Prompt: Copy every line from the material below that holds "zijn".

--- start of Recorded data ---

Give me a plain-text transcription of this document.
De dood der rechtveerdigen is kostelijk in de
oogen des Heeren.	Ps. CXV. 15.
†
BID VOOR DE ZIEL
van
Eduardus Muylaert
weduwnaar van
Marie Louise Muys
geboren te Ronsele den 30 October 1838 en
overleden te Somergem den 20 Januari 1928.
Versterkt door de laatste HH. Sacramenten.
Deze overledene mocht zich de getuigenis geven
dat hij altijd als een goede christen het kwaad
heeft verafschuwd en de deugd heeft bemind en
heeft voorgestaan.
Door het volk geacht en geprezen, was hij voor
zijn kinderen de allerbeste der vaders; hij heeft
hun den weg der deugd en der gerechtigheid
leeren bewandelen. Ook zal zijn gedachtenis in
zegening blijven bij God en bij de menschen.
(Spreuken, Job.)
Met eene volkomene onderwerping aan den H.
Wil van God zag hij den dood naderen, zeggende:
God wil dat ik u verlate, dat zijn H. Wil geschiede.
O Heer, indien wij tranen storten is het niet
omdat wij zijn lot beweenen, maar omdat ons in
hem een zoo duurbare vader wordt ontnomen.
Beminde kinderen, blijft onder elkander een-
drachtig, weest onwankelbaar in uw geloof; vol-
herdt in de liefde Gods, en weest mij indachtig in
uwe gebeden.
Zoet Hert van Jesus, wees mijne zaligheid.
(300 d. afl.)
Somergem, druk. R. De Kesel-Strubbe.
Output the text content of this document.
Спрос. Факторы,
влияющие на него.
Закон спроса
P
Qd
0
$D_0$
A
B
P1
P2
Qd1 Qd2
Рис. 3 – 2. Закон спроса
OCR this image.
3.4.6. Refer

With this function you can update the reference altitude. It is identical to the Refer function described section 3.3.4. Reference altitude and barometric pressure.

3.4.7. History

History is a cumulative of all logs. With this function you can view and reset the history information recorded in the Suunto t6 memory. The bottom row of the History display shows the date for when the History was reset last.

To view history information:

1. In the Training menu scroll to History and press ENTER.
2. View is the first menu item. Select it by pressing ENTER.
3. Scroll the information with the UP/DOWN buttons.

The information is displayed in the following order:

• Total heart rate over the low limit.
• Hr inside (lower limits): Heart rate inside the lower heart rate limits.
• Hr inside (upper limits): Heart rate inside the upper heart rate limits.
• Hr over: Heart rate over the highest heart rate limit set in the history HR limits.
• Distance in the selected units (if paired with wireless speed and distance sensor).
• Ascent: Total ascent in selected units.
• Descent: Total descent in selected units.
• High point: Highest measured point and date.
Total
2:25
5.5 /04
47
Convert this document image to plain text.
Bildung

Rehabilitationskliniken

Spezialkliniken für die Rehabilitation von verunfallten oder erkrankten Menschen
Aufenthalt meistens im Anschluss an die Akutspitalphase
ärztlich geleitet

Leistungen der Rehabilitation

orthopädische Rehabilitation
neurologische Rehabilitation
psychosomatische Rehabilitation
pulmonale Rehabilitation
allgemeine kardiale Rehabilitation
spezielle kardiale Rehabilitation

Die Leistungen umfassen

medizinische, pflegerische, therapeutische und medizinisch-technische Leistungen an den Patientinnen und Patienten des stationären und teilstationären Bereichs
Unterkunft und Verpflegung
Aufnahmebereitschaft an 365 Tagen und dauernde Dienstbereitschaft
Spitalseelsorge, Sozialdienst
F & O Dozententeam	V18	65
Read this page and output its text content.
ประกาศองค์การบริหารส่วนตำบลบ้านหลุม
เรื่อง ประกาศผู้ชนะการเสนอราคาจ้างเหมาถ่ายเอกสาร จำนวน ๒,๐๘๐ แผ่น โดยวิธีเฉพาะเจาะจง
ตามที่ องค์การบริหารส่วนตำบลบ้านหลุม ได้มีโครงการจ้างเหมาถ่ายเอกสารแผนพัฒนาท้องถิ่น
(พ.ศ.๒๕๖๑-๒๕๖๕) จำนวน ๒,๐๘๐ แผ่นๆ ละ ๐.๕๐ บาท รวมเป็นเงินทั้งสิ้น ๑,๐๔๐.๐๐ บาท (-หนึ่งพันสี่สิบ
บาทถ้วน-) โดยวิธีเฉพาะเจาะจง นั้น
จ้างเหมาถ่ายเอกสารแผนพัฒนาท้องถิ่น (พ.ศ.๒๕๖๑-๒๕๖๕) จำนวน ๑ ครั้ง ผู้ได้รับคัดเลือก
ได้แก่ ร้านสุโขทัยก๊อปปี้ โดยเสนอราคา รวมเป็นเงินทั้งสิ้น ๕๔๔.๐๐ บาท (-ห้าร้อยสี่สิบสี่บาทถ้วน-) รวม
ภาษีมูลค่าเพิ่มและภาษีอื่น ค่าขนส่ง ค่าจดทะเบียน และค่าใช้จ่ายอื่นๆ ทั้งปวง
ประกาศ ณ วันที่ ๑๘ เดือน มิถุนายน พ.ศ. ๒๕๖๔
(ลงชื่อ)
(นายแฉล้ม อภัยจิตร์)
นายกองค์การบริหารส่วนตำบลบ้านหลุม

--- end of Recorded data ---

Task solution:
zijn kinderen de allerbeste der vaders; hij heeft
leeren bewandelen. Ook zal zijn gedachtenis in
God wil dat ik u verlate, dat zijn H. Wil geschiede.
omdat wij zijn lot beweenen, maar omdat ons in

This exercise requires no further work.